+++ TRECHO +++

A fila faz uma curva no Largo São Francisco e desce pela Rua São Francisco em direção à Praça da Bandeira. São centenas de homens e algumas mulheres, de diversas faixas etárias, que aguardam por um prato de comida em um centro de São Paulo esvaziado pela pandemia do novo coronavírus.
Diferentemente de trabalhadores que circulam pela região, eles não utilizam máscaras. Mais do que isso, enfrentam uma série de dificuldades para manter hábitos de higiene e se alimentar em um momento em que a renda, quase sempre incerta, está ainda mais apertada.
A distribuição de refeições pelo Serviço Franciscano de Solidariedade (Sefras) enfrenta um aumento contínuo de demanda. Segundo Frei Lucas, o número de almoços ofertados passou de cerca de 400 para aproximadamente 2,5 mil desde o início da quarentena. Por isso, desde o dia 27, a distribuição passou a ser feita em uma tenda no Largo de São Francisco. Em 12 dias, foram mais de 37,1 mil refeições, entre almoço e jantar, que são distribuídas com uma bebida, como suco e água.

+++

OBJETIVO DA TAREFA » Segundo o trecho, como variou o número de almoços oferecidos pelo Sefras desde o início da quarentena?

+++ MATERIAL FORNECIDO +++

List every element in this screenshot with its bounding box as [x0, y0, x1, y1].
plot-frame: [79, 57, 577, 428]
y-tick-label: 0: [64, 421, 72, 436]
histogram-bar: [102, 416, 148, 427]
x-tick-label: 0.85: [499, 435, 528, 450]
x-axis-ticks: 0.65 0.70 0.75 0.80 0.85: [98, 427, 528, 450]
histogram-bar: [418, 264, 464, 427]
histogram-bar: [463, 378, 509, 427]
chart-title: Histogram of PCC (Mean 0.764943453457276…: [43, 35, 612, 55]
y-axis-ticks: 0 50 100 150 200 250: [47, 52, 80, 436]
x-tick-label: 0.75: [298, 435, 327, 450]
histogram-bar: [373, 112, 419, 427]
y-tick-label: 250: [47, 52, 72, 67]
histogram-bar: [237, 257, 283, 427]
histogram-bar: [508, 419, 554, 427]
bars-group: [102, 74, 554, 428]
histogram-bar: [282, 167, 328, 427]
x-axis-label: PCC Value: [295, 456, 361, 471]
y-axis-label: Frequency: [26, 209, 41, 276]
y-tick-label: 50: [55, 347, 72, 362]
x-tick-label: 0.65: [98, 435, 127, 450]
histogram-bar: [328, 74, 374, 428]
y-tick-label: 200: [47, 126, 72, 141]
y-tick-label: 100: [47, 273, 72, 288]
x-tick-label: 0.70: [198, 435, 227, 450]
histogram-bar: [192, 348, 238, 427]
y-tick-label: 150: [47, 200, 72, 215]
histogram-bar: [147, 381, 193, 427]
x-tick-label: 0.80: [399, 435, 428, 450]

+++

RESPOSTA » Passou de cerca de 400 para aproximadamente 2,5 mil.